Exercise details => Pick every line with "text" from the material below.

Collected data =>
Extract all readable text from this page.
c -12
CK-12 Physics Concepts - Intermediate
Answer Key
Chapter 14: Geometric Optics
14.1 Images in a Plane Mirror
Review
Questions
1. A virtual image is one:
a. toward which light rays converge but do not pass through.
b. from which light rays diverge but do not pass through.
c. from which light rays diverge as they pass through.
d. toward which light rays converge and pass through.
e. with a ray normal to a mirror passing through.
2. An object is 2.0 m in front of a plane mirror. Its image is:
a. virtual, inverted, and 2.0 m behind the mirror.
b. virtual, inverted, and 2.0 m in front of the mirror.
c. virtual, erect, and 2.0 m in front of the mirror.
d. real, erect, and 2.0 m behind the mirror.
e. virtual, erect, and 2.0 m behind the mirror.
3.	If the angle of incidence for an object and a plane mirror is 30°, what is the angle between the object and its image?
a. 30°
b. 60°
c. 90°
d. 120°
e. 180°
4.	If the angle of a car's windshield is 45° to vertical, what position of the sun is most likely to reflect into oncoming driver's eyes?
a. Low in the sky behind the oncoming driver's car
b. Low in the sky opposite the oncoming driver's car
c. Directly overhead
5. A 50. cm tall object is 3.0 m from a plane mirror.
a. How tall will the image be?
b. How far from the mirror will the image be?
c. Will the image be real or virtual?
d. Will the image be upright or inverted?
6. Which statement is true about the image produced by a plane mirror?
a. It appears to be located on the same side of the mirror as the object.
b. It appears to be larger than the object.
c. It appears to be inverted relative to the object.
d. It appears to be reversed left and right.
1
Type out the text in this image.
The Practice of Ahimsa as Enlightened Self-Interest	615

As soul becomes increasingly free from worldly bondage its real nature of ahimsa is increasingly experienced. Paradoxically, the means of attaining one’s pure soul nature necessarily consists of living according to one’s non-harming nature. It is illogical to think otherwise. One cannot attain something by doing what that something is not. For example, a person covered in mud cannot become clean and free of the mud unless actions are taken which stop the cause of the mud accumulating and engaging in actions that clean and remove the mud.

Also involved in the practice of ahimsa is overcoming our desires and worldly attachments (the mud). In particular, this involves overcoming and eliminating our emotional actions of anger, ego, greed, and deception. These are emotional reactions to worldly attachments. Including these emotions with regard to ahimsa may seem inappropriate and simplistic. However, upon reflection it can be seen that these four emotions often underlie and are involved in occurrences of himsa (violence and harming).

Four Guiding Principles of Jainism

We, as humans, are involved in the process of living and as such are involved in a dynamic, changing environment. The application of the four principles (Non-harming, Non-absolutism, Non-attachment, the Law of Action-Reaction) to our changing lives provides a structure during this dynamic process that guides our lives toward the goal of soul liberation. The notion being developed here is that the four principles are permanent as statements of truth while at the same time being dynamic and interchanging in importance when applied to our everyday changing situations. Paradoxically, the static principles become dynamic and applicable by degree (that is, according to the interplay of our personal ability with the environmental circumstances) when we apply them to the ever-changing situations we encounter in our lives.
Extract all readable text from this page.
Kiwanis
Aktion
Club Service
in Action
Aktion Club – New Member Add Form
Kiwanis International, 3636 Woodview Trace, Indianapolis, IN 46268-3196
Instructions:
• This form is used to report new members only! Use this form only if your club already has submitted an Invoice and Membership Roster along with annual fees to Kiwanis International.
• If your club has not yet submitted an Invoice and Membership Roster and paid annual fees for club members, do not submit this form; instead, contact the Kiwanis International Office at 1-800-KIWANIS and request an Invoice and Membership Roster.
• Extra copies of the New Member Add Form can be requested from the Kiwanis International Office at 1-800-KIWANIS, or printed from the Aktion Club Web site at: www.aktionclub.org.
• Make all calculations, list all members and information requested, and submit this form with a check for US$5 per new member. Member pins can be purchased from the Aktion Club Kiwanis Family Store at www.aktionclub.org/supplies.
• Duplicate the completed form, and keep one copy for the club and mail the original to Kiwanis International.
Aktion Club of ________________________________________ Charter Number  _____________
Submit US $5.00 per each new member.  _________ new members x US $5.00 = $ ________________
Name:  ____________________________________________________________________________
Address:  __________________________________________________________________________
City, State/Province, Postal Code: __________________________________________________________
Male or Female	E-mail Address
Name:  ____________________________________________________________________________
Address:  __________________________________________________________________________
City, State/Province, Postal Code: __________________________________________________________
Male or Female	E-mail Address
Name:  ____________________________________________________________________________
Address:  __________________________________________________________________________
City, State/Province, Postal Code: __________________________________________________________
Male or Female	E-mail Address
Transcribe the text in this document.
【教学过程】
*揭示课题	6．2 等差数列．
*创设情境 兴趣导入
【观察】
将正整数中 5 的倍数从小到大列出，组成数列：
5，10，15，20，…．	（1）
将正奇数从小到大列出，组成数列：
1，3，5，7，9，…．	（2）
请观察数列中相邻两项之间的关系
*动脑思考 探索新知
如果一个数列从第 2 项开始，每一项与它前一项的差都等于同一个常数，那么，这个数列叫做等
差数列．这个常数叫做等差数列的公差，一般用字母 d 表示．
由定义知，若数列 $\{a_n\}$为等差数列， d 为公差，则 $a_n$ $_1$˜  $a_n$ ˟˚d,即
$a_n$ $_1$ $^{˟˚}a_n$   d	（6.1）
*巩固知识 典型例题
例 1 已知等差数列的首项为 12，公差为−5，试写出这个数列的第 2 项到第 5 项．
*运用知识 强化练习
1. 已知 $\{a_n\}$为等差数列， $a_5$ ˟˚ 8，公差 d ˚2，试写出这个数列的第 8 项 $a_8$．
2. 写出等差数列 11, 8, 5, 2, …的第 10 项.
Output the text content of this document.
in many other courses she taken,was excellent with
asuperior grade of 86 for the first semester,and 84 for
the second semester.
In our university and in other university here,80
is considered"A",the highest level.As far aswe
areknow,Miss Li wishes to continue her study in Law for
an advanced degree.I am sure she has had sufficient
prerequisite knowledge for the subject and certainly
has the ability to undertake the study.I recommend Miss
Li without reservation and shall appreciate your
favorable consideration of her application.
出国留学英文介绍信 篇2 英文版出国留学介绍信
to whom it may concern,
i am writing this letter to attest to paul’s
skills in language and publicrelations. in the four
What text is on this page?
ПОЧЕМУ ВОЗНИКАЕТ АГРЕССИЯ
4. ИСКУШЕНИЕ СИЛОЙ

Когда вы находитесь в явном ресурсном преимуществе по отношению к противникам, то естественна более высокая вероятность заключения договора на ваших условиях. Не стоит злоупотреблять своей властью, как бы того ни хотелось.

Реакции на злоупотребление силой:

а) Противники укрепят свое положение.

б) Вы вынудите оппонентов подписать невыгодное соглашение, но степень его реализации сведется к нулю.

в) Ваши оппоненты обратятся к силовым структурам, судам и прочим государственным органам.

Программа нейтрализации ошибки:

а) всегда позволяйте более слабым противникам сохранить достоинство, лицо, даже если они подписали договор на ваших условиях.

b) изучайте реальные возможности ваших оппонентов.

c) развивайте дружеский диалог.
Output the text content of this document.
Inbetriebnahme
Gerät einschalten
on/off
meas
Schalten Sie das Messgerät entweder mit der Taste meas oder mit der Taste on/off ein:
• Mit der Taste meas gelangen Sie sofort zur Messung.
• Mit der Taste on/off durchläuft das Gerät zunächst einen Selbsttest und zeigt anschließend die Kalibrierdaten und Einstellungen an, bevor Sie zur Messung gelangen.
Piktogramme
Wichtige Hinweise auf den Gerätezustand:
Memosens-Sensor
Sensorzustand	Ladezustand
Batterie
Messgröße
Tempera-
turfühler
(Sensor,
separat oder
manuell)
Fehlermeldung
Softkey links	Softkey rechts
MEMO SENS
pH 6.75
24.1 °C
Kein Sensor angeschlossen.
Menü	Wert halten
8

Task output =>
Extract all readable text from this page.
Type out the text in this image.
Extract all readable text from this page.
Transcribe the text in this document.
Output the text content of this document.
What text is on this page?
Output the text content of this document.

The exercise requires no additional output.